----- Source document -----
Fb3                             sync=always                     sync=disabled                   

Fb4 singlestreamwrite.f         sync=always                     sync=disabled                   
                                196 ops                         5219 ops
                                39.198 ops/s                    1042.548 ops/s
                                10192us cpu/op                  2732us cpu/op
                                25.3ms latency                  0.9ms latency
                                39.0 MB/s                       1042.3 MB/s
________________________________________________________________________________________
 
read fb 7-9 + dd (opt)          randomread.f     randomrw.f     singlestreamr
pri/sec cache=all               106.6 MB/s       105.8 MB/s     1.1 GB/s                     
________________________________________________________________________________________
 

gea

Well-Known Member
Dec 31, 2010
3,156
1,195
113
DE
Seems ok
Your SSD Raid-10

Around 800 MB/s sequential write.
From expectation: 2 x sequential write of a single SSD (400 MB/s). This is ok

Readcache none: only helpful for special tests. ZFS gets its performance from the caches.
Write performance without readcache is worse than possible as even for writes you must read metadata

This is why your second test is faster with readcache=all.
Sync values are good, A further improvement my be possible with an Optane Slog (ex 4801).
If you use the SSD for VMs, you can reduce ZFS recsize ex to 32k what can help to improve VM performance a little.

Z2 Pool
Same thing about readcache. Sync is as bad as expected. For a disk filer either disable sync or add an Optane

As a thumbrule:
A disk can produce on a mixed load (sequential/random) what is typically the case with ZFS and raid between 100 and 150 MB/s. A Z2 pool from 10 disks has 8 datadisks. If you get 1000 MB/s sequential read or write, you land at 125 MB/s per disk. This is as expected.
----- Record extracts -----
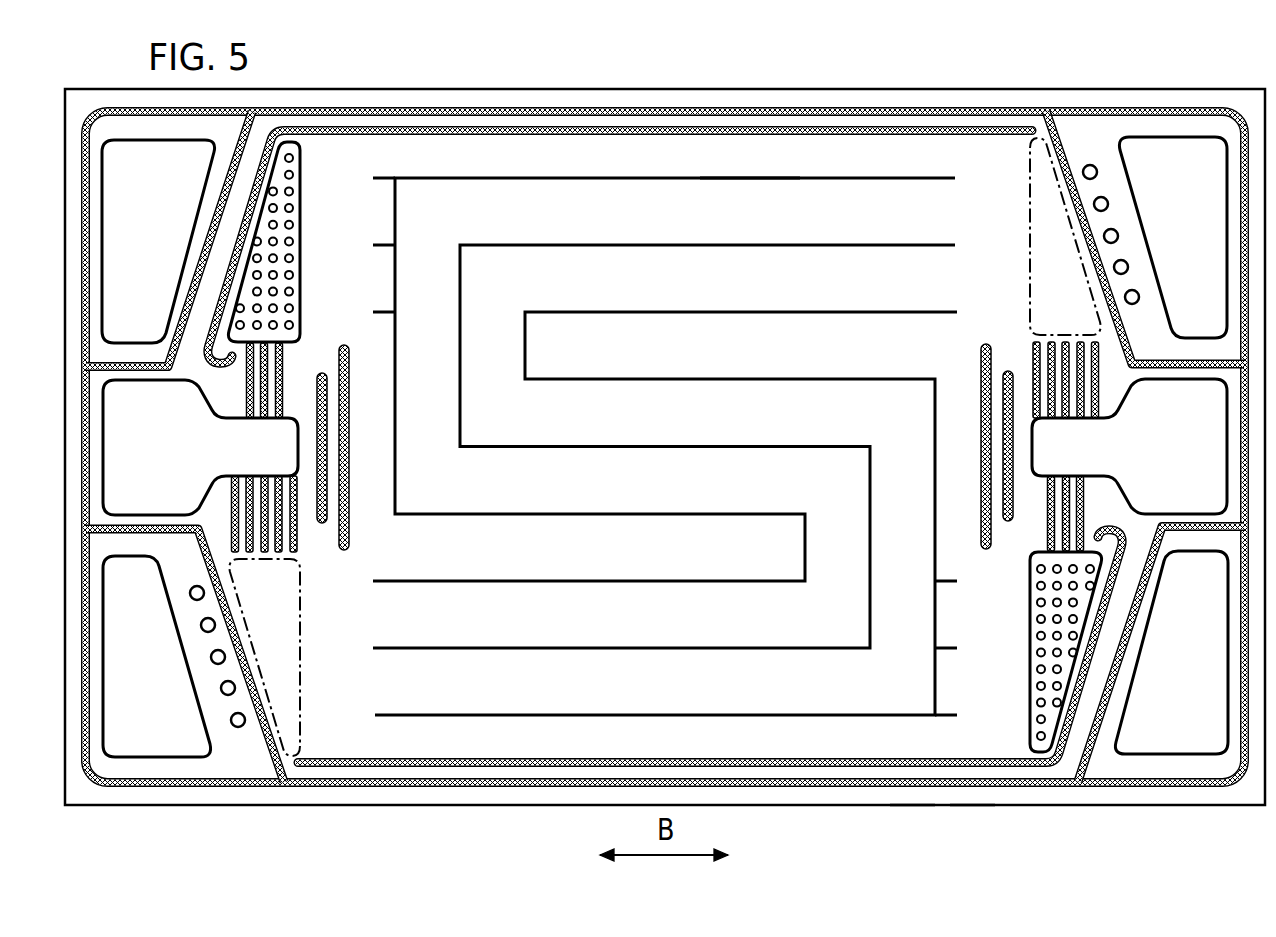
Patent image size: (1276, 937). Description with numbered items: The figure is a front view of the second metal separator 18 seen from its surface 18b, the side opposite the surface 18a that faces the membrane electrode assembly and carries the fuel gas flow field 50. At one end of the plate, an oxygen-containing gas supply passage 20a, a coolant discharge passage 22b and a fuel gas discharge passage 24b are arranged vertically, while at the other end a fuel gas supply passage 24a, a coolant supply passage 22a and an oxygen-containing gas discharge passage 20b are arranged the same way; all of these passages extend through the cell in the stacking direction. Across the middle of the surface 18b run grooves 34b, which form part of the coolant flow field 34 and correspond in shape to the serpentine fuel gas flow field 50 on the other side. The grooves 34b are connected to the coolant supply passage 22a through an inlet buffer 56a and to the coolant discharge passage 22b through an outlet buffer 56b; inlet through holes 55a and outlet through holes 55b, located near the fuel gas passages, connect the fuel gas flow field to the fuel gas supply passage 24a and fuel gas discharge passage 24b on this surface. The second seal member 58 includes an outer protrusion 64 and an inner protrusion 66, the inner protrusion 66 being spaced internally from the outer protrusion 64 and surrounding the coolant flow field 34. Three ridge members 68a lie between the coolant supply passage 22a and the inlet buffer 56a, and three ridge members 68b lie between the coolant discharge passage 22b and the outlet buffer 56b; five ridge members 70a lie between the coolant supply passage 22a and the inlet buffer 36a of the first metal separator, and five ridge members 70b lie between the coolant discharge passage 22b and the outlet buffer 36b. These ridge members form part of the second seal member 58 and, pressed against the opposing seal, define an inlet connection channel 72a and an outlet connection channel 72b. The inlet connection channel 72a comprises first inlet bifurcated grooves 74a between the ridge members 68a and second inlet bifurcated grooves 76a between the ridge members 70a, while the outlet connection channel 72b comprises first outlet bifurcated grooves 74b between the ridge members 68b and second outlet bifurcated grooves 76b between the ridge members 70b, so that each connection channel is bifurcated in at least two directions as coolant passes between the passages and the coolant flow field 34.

The second metal separator 18 is at (1019, 59).
The surface 18a is at (970, 793).
The surface 18b is at (913, 793).
The oxygen-containing gas supply passage 20a is at (158, 241).
The oxygen-containing gas discharge passage 20b is at (1171, 652).
The coolant supply passage 22a is at (1129, 446).
The coolant discharge passage 22b is at (200, 447).
The fuel gas supply passage 24a is at (1173, 237).
The fuel gas discharge passage 24b is at (157, 656).
The coolant flow field 34 is at (812, 174).
The grooves 34b is at (743, 177).
The inlet buffer 36a is at (1065, 236).
The outlet buffer 36b is at (264, 657).
The fuel gas flow field 50 is at (473, 175).
The inlet through holes 55a is at (1111, 236).
The outlet through holes 55b is at (238, 720).
The inlet buffer 56a is at (1073, 633).
The outlet buffer 56b is at (238, 312).
The second seal member 58 is at (902, 104).
The outer protrusion 64 is at (593, 106).
The inner protrusion 66 is at (660, 127).
The ridge members 68a is at (1048, 492).
The ridge members 68b is at (291, 403).
The ridge members 70a is at (1102, 383).
The ridge members 70b is at (233, 510).
The inlet connection channel 72a is at (1030, 477).
The outlet connection channel 72b is at (300, 413).
The first inlet bifurcated grooves 74a is at (1075, 498).
The first outlet bifurcated grooves 74b is at (253, 393).
The second inlet bifurcated grooves 76a is at (1058, 410).
The second outlet bifurcated grooves 76b is at (255, 487).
-----
Problem details:
Copy the part of the ZFS forum thread from the words "This is why" up to and including the words "is as expected.".

Exercise result:
This is why your second test is faster with readcache=all.
Sync values are good, A further improvement my be possible with an Optane Slog (ex 4801).
If you use the SSD for VMs, you can reduce ZFS recsize ex to 32k what can help to improve VM performance a little.

Z2 Pool
Same thing about readcache. Sync is as bad as expected. For a disk filer either disable sync or add an Optane

As a thumbrule:
A disk can produce on a mixed load (sequential/random) what is typically the case with ZFS and raid between 100 and 150 MB/s. A Z2 pool from 10 disks has 8 datadisks. If you get 1000 MB/s sequential read or write, you land at 125 MB/s per disk. This is as expected.